Solaris Operating System Availability Features
- Processor Offlining for L2 Cache Events
- Page Retirement
- About the Author
- Acknowledgements
- References
The SolarisTM Operating System (OS) provides enhanced availability with the release of features aimed at helping the system better react to certain types of error conditions which can occur during normal operation. Solaris 8 Kernel Update patch 108528-20 and Solaris 9 Kernel Update patch 112233-06 introduce an enhanced L2 Cache error-handling technique called Processor Offlining. Solaris 8 Kernel Update patch 108528-24 introduces an enhanced memory DIMM error-handling technique called Page Retirement. Subsequent kernel update patches have modified and will continue to modify the behavior of the initial implementations. This article discusses the availability features implemented as of the release of Solaris 8 Kernel Update patch 108528-24 and Solaris 9 Kernel Update patch 112233-08. Where necessary, notes are provided to indicate where features of prior revisions differ.
The article addresses the following topics:
"Processor Offlining for L2 Cache Events"
"Page Retirement"
This article is targeted at IT professionals interested in detailed technical information regarding the covered topics. Basic knowledge of memory and processor architecture is assumed.
○ ○ ○
■ Exercise 1
Copy the Solaris availability text out again in full, word for word.
The Solaris availability text and the rows are separate material with no link between them.

[Dataset records]
○ ○ ○
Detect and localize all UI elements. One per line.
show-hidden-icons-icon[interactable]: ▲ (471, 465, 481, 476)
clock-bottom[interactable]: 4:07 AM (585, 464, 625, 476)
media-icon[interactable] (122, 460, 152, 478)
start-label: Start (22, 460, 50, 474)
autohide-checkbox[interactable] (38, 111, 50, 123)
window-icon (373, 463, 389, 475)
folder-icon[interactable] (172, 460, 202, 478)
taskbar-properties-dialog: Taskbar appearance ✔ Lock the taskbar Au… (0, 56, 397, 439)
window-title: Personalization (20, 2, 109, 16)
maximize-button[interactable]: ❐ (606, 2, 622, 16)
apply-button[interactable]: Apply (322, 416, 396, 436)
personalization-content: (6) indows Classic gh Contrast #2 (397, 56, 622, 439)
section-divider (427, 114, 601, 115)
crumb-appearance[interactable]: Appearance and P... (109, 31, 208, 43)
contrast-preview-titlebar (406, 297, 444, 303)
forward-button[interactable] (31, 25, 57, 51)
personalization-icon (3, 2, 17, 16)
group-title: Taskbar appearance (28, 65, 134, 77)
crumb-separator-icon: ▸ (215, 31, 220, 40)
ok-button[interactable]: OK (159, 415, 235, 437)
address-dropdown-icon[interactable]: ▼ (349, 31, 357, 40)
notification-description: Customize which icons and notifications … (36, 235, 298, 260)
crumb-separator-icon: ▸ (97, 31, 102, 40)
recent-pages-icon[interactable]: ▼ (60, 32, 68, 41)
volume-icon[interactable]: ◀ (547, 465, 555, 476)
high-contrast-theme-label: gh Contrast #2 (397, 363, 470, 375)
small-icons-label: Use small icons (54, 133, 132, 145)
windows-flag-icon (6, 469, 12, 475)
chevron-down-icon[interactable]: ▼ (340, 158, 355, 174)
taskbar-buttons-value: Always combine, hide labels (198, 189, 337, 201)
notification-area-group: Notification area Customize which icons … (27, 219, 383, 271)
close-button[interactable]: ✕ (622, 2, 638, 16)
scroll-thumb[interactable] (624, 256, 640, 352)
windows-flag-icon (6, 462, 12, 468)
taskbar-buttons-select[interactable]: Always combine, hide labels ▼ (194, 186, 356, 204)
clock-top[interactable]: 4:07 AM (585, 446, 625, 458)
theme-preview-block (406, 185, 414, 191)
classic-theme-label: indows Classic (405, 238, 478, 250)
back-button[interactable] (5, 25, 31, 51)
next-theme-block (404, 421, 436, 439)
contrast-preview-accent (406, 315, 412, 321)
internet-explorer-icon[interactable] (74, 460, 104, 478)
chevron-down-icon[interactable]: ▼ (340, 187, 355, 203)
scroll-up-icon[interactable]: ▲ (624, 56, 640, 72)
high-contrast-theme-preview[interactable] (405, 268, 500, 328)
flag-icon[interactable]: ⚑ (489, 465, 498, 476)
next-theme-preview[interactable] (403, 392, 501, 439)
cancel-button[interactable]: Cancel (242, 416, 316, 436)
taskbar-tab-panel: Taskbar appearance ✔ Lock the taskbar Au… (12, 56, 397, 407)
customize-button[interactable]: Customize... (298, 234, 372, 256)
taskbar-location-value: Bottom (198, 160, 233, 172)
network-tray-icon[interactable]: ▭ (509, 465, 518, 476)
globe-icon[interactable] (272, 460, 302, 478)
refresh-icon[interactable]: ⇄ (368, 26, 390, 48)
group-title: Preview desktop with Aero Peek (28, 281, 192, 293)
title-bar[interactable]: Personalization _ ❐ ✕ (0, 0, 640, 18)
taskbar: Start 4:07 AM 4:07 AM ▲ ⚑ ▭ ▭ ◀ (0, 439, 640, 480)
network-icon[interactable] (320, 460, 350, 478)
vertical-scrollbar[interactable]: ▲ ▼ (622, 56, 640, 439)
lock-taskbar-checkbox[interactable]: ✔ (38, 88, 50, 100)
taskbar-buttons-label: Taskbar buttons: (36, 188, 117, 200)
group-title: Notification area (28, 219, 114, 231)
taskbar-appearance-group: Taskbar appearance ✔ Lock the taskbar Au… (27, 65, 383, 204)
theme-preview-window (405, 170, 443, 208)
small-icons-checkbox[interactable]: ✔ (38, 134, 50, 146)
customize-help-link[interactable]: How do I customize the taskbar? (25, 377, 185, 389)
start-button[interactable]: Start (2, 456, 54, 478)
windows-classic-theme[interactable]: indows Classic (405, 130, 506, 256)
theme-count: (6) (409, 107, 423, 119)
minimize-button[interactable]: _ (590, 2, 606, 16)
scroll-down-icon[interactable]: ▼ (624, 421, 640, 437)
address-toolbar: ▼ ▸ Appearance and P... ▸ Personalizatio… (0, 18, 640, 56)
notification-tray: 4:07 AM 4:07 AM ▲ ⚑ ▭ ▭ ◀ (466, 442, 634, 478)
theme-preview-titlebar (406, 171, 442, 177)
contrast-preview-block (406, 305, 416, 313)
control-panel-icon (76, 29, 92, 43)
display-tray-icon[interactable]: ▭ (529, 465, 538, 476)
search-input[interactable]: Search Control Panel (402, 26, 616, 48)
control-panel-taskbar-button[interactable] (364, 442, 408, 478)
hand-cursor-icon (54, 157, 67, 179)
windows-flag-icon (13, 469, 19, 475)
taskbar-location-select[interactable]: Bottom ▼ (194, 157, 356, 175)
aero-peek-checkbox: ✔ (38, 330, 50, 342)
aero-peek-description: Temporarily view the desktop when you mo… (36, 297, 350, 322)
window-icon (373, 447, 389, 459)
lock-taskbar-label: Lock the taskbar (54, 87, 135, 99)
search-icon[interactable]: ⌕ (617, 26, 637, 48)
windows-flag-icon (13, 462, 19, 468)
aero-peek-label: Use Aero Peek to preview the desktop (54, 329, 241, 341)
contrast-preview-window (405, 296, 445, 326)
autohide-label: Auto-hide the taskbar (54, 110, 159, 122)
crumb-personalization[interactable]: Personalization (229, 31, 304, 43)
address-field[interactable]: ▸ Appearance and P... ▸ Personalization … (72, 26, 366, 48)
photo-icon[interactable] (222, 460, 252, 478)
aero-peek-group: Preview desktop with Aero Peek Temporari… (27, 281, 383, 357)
○ ○ ○
■ Exercise 2
Take the rows from the very first one through the line containing "autohide-checkbox[interactable] (38, 111, 50, 123)" and write out only those lines again, swapping "interactable" for "clickable" and leaving everything else unchanged.

■ Written reply 1
Solaris Operating System Availability Features
- Processor Offlining for L2 Cache Events
- Page Retirement
- About the Author
- Acknowledgements
- References
The SolarisTM Operating System (OS) provides enhanced availability with the release of features aimed at helping the system better react to certain types of error conditions which can occur during normal operation. Solaris 8 Kernel Update patch 108528-20 and Solaris 9 Kernel Update patch 112233-06 introduce an enhanced L2 Cache error-handling technique called Processor Offlining. Solaris 8 Kernel Update patch 108528-24 introduces an enhanced memory DIMM error-handling technique called Page Retirement. Subsequent kernel update patches have modified and will continue to modify the behavior of the initial implementations. This article discusses the availability features implemented as of the release of Solaris 8 Kernel Update patch 108528-24 and Solaris 9 Kernel Update patch 112233-08. Where necessary, notes are provided to indicate where features of prior revisions differ.
The article addresses the following topics:
"Processor Offlining for L2 Cache Events"
"Page Retirement"
This article is targeted at IT professionals interested in detailed technical information regarding the covered topics. Basic knowledge of memory and processor architecture is assumed.

■ Written reply 2
Detect and localize all UI elements. One per line.
show-hidden-icons-icon[clickable]: ▲ (471, 465, 481, 476)
clock-bottom[clickable]: 4:07 AM (585, 464, 625, 476)
media-icon[clickable] (122, 460, 152, 478)
start-label: Start (22, 460, 50, 474)
autohide-checkbox[clickable] (38, 111, 50, 123)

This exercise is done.